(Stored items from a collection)
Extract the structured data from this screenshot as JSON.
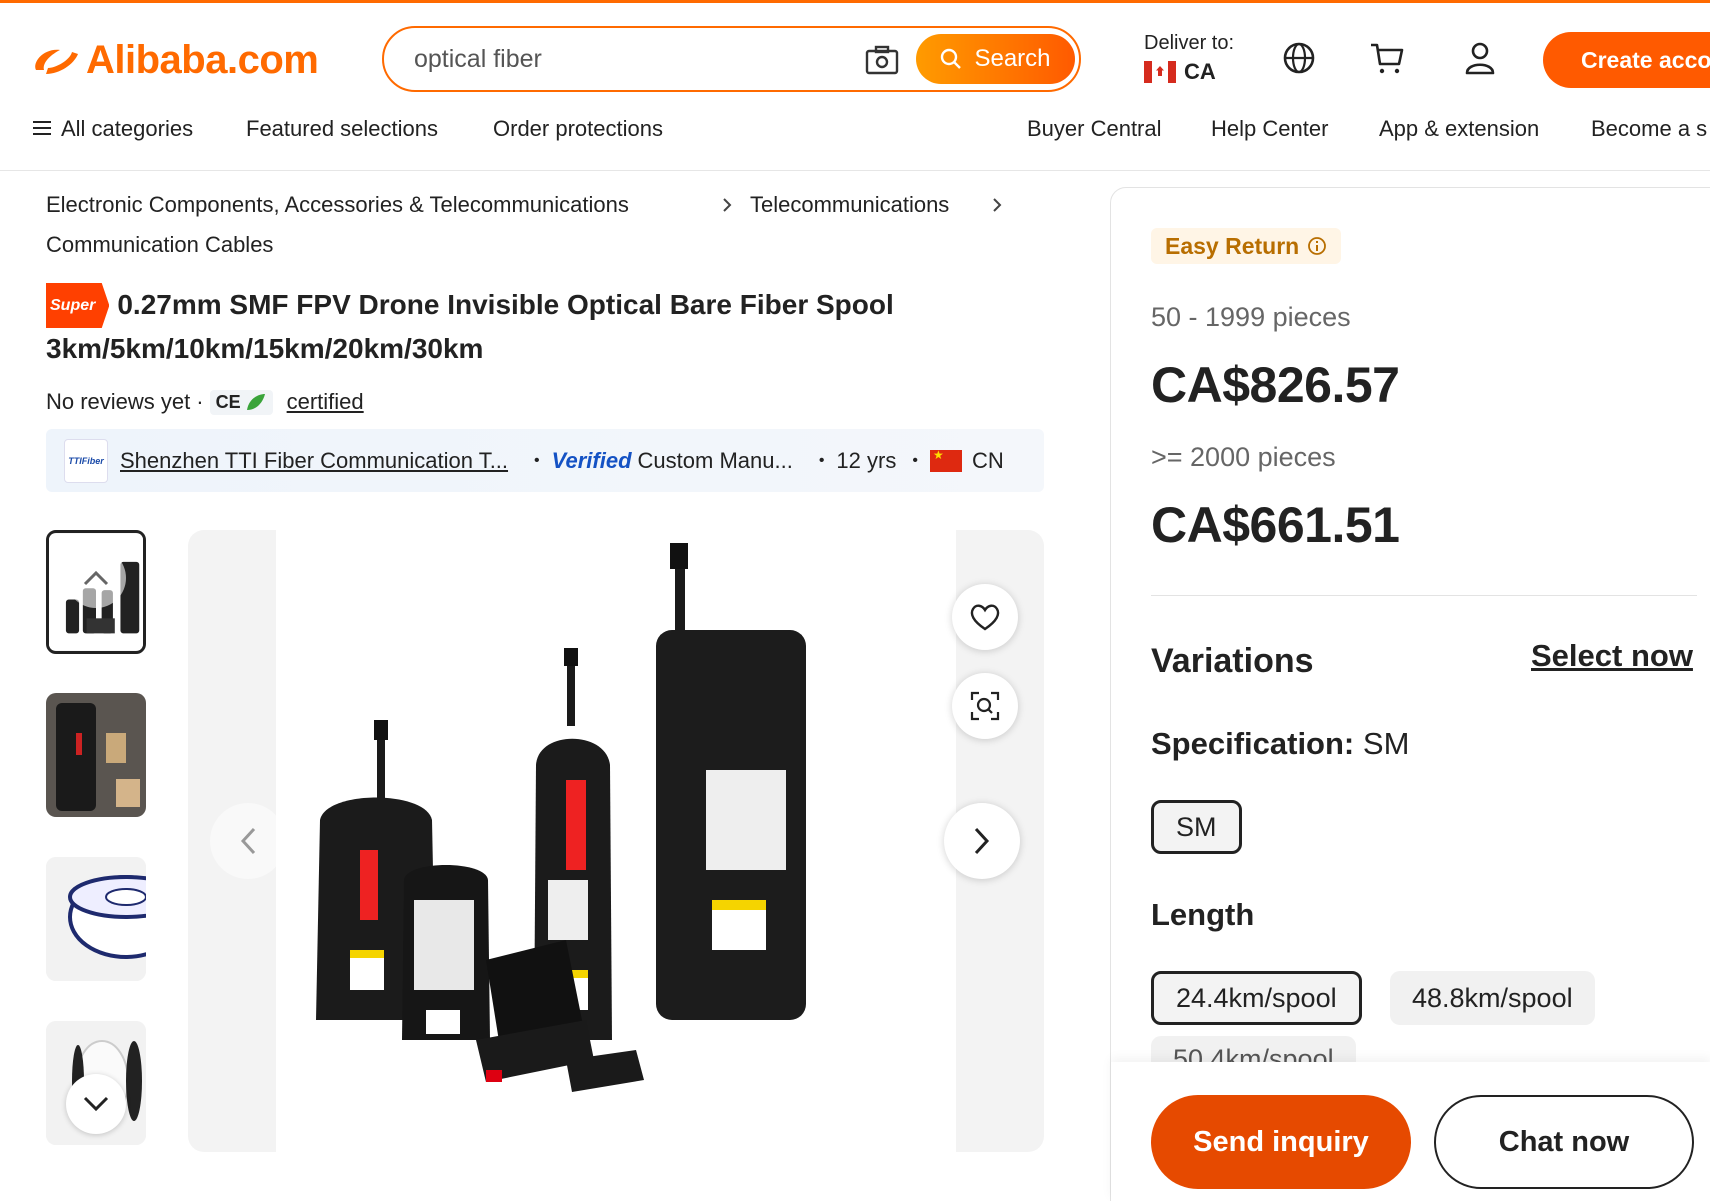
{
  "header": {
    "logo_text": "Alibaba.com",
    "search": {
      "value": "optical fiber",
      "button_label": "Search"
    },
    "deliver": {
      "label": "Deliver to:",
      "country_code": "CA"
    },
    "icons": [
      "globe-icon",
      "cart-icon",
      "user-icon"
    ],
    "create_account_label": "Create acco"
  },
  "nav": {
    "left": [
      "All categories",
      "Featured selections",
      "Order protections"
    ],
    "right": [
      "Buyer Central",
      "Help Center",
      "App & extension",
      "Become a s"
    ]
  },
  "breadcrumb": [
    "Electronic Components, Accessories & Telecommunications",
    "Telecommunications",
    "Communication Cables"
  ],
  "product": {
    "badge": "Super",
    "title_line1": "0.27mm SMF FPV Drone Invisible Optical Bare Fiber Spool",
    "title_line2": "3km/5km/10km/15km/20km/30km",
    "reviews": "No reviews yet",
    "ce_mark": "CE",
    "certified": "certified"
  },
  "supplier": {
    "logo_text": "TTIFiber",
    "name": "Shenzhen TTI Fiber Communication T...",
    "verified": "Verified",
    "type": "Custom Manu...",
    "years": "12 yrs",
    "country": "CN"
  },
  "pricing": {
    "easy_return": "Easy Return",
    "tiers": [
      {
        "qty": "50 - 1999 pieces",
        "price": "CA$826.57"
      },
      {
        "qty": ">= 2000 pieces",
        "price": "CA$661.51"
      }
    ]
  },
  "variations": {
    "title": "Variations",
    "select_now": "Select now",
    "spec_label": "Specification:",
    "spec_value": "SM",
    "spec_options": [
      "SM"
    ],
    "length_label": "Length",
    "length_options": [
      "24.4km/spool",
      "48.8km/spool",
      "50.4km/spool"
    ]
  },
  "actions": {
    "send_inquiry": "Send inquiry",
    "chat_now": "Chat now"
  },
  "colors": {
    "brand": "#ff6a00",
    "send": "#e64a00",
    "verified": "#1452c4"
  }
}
---
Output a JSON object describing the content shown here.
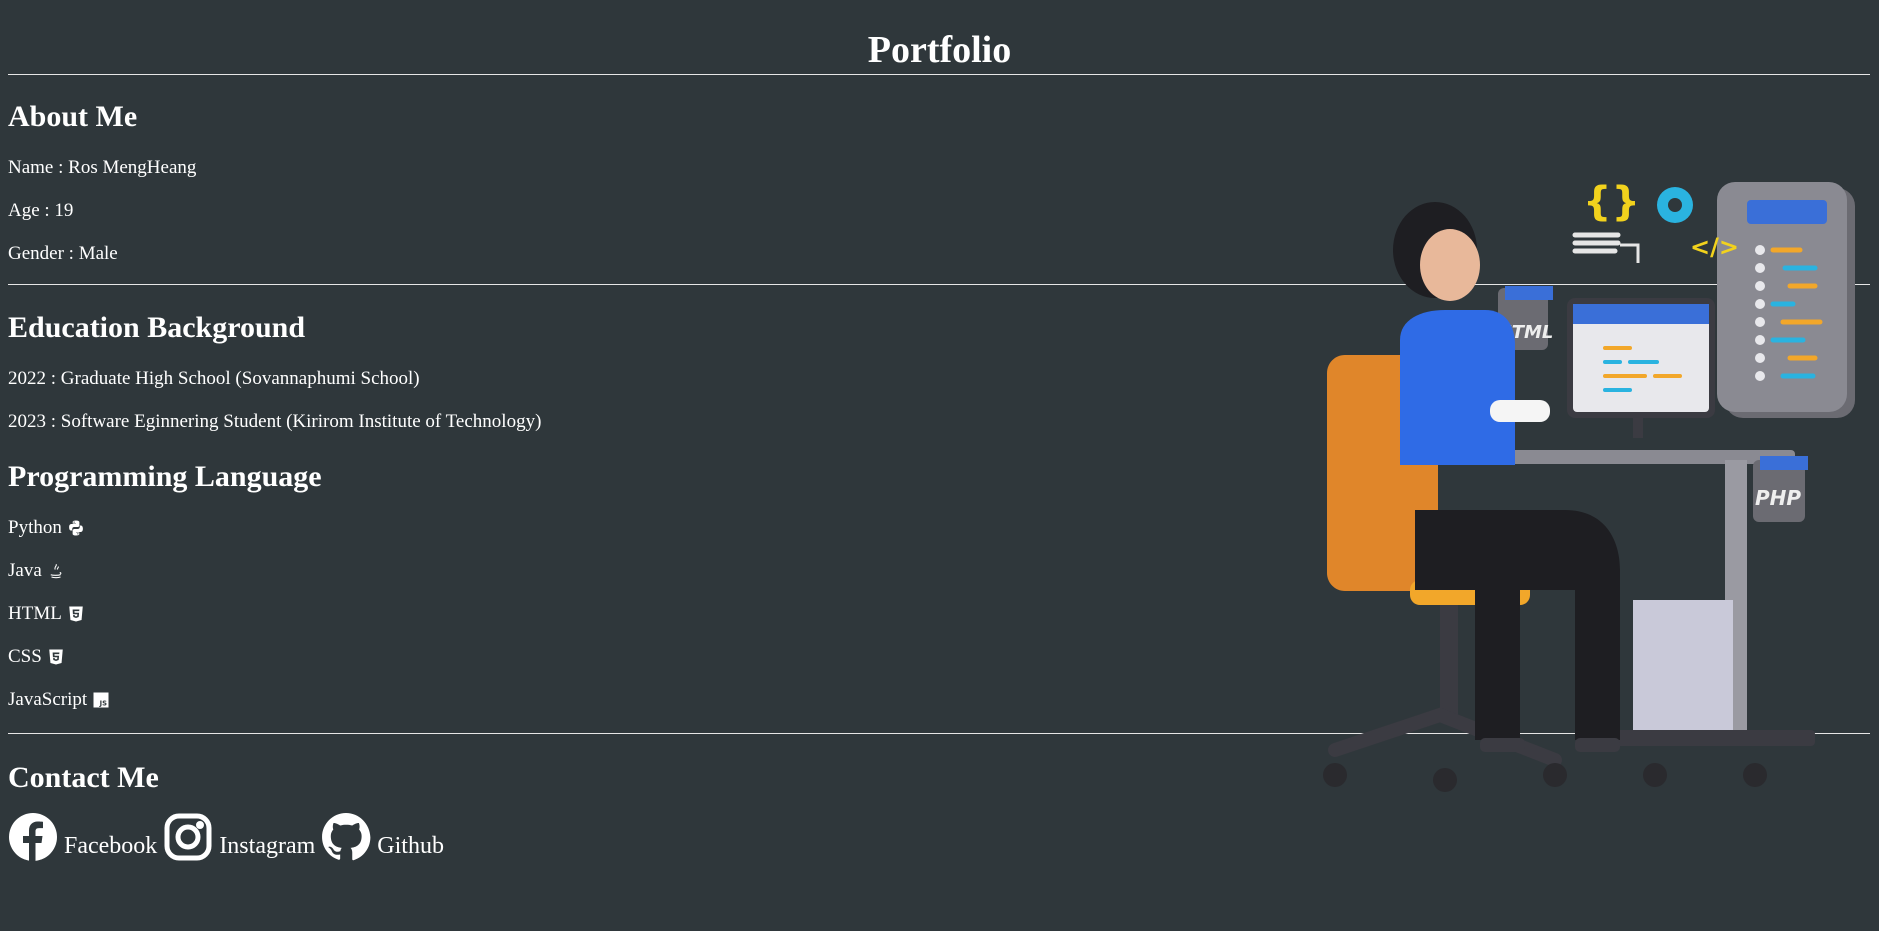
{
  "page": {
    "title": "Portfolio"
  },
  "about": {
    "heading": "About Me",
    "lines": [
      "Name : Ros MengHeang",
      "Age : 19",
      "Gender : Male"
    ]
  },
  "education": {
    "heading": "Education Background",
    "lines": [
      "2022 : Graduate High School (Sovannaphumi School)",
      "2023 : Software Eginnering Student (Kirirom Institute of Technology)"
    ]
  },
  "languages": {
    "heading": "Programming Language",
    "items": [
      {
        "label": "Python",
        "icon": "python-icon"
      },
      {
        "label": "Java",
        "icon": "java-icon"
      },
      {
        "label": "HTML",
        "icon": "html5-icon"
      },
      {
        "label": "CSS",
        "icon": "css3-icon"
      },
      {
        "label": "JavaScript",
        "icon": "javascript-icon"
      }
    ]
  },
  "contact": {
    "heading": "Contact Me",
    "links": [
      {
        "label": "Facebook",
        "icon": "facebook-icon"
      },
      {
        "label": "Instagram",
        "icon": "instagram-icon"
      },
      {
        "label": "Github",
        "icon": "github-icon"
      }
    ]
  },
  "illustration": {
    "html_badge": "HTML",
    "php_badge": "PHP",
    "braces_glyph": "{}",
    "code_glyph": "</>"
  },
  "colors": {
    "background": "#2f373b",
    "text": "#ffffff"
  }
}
---
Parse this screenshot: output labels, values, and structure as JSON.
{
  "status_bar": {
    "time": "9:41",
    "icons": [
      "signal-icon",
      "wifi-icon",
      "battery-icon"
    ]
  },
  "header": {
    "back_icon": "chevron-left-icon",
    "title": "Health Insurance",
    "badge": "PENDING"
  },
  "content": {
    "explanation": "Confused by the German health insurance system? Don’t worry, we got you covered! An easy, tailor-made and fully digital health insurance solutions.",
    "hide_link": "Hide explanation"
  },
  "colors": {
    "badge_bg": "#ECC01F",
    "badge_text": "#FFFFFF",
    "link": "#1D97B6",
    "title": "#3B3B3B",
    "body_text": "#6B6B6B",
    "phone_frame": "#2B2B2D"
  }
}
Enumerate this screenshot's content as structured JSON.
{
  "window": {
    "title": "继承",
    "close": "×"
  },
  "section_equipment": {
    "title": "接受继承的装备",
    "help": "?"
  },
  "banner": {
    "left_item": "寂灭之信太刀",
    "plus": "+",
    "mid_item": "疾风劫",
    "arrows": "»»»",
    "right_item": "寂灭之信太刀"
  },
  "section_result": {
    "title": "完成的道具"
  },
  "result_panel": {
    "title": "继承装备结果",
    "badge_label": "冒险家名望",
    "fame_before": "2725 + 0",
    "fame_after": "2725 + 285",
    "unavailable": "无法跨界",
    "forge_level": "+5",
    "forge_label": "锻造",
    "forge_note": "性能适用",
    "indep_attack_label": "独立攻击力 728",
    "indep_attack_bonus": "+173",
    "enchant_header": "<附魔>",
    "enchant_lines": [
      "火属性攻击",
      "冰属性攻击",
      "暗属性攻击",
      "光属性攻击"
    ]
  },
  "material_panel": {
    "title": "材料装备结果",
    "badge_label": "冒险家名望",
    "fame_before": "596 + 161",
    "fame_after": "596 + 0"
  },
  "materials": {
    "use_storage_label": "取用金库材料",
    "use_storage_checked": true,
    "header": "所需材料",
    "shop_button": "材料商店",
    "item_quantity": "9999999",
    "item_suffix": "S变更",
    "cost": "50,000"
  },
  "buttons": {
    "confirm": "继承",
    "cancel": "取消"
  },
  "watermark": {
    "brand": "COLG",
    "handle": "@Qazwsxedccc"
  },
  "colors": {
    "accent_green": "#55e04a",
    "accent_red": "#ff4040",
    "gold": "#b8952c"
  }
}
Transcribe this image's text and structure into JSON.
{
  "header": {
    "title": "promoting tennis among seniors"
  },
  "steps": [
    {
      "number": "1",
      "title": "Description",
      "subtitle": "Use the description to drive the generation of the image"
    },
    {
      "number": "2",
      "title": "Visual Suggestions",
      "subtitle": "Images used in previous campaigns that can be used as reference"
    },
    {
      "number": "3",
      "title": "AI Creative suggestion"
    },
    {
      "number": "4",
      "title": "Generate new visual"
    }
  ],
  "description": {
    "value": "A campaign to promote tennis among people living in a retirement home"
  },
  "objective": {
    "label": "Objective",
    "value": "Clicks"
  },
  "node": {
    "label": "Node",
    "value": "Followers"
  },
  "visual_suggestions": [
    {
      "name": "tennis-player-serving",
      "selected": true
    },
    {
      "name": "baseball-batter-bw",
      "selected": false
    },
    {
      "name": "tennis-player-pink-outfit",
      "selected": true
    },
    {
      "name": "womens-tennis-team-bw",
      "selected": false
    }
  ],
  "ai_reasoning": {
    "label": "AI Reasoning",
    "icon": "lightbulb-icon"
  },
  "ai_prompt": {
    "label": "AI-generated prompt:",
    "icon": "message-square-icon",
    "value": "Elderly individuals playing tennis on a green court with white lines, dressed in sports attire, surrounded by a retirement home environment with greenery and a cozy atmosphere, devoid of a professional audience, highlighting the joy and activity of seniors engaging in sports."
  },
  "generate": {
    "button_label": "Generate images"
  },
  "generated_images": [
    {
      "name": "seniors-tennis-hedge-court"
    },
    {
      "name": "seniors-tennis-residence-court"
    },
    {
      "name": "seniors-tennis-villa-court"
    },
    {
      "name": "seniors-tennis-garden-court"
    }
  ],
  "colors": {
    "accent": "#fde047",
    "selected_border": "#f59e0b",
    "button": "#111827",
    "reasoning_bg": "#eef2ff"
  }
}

## TASK PROMPT
Return every line in the listing that contains the word "explanation".

## SOLUTION TO THE EXERCISE
    "explanation": "Confused by the German health insurance system? Don’t worry, we got you covered! An easy, tailor-made and fully digital health insurance solutions.",
    "hide_link": "Hide explanation"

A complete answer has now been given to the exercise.